> [DIRECTIONS FOR THIS TASK] Pull out every line below that contains the word "Europie".

> [INFORMATION SUPPLIED]

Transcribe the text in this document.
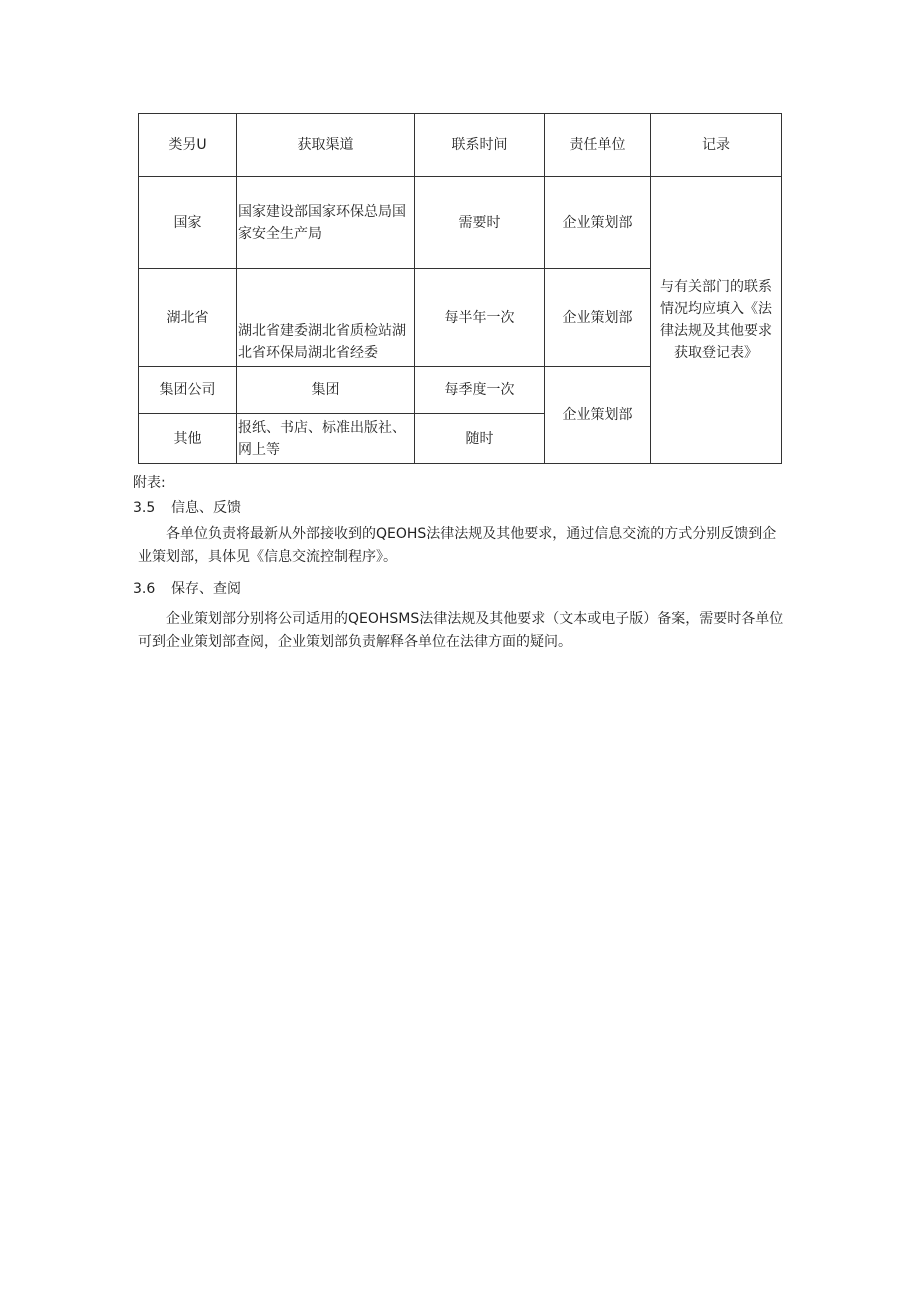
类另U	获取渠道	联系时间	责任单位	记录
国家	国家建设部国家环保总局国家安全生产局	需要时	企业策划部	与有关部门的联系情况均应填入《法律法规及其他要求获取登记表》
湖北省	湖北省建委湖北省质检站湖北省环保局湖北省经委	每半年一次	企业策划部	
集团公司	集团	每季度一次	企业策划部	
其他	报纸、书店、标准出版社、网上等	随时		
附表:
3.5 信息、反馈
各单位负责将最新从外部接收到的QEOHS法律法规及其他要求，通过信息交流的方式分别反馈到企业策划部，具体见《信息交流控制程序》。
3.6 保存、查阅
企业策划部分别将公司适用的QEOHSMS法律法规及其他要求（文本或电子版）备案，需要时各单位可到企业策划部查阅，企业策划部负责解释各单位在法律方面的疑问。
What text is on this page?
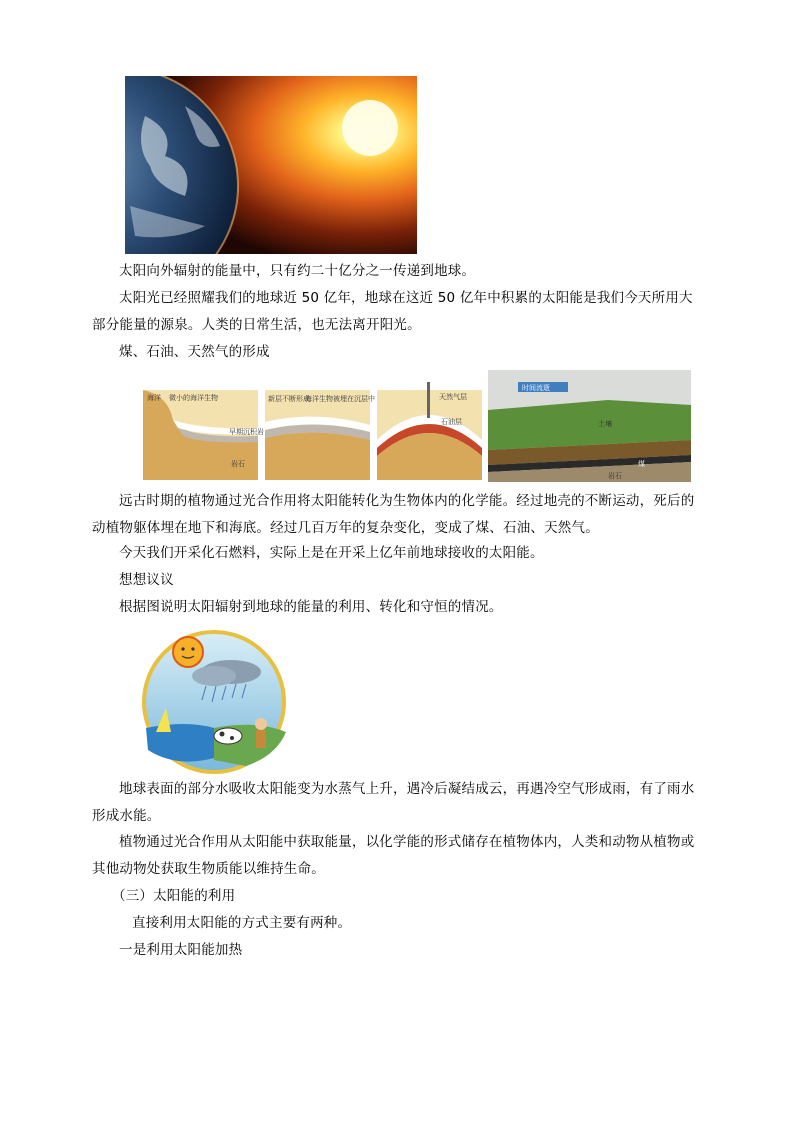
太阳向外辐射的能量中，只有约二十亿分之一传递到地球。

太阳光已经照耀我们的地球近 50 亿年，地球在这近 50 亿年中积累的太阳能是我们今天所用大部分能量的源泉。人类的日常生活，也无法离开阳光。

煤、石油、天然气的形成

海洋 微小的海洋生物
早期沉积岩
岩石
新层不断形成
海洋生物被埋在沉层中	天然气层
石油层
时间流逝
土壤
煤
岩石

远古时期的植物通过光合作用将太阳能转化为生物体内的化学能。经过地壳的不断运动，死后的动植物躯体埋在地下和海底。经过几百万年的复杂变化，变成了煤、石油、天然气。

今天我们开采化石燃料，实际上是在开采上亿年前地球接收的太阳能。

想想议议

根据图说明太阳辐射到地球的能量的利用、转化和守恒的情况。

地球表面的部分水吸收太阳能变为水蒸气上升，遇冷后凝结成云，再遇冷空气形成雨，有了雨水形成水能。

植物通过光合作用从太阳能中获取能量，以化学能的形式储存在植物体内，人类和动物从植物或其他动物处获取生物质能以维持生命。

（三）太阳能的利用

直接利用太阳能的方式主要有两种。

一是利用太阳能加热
---
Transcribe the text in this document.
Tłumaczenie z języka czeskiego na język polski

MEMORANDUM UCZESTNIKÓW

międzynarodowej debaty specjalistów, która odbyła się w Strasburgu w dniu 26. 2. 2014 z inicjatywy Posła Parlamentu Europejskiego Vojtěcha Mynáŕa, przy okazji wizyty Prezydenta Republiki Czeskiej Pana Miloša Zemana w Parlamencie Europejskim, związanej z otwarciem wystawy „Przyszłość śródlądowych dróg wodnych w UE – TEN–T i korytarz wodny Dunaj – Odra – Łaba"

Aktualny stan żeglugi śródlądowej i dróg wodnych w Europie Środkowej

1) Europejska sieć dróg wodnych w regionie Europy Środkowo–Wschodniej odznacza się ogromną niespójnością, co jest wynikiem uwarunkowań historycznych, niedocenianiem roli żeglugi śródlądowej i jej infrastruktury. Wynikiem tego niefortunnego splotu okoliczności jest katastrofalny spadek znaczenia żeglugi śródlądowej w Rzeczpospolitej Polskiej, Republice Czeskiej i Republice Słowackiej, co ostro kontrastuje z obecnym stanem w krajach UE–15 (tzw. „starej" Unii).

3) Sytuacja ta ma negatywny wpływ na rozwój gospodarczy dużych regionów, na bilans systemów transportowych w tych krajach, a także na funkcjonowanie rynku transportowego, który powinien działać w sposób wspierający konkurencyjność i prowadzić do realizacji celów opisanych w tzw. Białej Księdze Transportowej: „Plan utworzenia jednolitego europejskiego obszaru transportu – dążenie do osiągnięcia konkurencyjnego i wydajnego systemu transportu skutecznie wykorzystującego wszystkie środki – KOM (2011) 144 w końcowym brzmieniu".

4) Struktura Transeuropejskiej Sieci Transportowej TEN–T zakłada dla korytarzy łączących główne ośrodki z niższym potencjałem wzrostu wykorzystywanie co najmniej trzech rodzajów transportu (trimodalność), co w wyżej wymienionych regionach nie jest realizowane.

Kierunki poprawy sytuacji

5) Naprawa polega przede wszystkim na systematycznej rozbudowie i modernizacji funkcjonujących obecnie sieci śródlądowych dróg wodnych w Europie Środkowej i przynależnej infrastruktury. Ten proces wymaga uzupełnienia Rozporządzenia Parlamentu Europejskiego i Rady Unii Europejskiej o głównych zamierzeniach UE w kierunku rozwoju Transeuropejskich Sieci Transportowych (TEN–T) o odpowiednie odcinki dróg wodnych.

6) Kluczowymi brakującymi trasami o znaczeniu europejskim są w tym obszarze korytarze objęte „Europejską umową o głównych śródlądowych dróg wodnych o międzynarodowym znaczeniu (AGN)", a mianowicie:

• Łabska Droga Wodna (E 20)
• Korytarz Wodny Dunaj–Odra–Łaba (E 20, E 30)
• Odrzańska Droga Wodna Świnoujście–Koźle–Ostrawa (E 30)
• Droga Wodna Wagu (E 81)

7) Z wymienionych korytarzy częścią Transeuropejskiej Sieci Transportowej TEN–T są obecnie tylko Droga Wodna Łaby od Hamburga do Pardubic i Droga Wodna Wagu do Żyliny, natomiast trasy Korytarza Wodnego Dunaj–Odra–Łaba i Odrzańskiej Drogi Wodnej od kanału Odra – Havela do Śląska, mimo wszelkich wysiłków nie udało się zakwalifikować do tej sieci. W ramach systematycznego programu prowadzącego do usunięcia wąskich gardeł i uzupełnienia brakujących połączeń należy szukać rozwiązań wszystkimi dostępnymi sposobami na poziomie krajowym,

> [ANSWER]
Aktualny stan żeglugi śródlądowej i dróg wodnych w Europie Środkowej
5) Naprawa polega przede wszystkim na systematycznej rozbudowie i modernizacji funkcjonujących obecnie sieci śródlądowych dróg wodnych w Europie Środkowej i przynależnej infrastruktury. Ten proces wymaga uzupełnienia Rozporządzenia Parlamentu Europejskiego i Rady Unii Europejskiej o głównych zamierzeniach UE w kierunku rozwoju Transeuropejskich Sieci Transportowych (TEN–T) o odpowiednie odcinki dróg wodnych.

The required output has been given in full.